◆ Task: Take each line containing "Daniel" and report it exactly as written.

◆ Raw records:
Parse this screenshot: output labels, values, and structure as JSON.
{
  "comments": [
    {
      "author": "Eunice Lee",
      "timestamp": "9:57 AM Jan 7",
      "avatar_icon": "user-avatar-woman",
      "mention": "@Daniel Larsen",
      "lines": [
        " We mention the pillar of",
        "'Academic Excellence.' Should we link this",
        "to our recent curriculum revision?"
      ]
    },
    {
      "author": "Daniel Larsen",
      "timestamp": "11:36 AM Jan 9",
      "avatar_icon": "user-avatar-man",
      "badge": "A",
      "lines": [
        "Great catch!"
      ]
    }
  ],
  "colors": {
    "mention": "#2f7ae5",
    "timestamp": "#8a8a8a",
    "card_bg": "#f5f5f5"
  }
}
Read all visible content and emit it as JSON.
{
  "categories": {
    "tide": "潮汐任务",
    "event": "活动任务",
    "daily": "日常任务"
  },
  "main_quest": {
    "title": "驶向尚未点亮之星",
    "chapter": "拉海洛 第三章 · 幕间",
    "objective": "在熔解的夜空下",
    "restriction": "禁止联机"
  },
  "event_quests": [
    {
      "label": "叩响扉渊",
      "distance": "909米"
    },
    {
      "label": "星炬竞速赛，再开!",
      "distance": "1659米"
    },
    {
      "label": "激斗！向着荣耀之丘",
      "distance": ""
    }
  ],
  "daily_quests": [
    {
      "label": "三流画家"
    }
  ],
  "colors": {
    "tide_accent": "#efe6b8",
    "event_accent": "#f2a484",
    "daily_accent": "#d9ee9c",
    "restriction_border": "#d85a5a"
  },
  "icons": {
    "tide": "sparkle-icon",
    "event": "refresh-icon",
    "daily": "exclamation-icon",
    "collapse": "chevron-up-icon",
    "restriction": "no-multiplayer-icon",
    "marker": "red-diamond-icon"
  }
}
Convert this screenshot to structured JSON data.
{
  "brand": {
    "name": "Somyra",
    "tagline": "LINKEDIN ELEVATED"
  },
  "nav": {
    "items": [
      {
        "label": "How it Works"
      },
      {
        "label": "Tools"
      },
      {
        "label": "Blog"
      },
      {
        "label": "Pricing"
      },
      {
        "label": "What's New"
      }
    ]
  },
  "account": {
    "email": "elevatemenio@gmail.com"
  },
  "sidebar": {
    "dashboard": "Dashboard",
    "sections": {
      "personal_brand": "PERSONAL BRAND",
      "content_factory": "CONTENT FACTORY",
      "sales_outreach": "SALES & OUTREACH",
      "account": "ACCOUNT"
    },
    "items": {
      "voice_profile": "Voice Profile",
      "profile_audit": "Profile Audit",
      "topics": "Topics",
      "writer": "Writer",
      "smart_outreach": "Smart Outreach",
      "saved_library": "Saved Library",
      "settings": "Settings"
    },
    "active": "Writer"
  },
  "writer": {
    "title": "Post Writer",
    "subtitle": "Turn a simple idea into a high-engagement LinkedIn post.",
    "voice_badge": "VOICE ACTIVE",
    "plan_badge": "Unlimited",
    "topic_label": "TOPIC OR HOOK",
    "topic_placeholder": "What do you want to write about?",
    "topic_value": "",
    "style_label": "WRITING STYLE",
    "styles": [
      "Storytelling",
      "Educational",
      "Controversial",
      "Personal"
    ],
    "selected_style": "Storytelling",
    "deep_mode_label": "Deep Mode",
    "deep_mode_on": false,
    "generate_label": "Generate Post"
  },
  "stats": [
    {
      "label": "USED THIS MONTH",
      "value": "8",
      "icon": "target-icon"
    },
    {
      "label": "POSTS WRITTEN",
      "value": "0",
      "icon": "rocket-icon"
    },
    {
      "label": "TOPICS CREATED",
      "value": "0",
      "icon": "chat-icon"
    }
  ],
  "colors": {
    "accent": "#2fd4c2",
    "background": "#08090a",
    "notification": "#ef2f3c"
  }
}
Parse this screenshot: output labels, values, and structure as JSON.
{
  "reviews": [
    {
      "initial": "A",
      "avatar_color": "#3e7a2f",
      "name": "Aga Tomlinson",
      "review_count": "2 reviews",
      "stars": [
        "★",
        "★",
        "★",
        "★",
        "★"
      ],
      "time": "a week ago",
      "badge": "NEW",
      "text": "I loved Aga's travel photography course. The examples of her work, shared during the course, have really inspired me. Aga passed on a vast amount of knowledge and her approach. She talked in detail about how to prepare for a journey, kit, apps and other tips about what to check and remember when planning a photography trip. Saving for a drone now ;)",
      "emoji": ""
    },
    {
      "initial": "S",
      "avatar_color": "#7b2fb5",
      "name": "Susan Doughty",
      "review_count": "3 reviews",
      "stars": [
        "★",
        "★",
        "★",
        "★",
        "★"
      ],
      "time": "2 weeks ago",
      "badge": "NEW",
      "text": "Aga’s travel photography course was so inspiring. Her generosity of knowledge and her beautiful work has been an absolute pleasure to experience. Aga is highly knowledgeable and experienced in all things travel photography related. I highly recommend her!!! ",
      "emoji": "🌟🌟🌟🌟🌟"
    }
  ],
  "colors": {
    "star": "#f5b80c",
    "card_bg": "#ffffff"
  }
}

◆ Reply to the exercise:
      "mention": "@Daniel Larsen",
      "author": "Daniel Larsen",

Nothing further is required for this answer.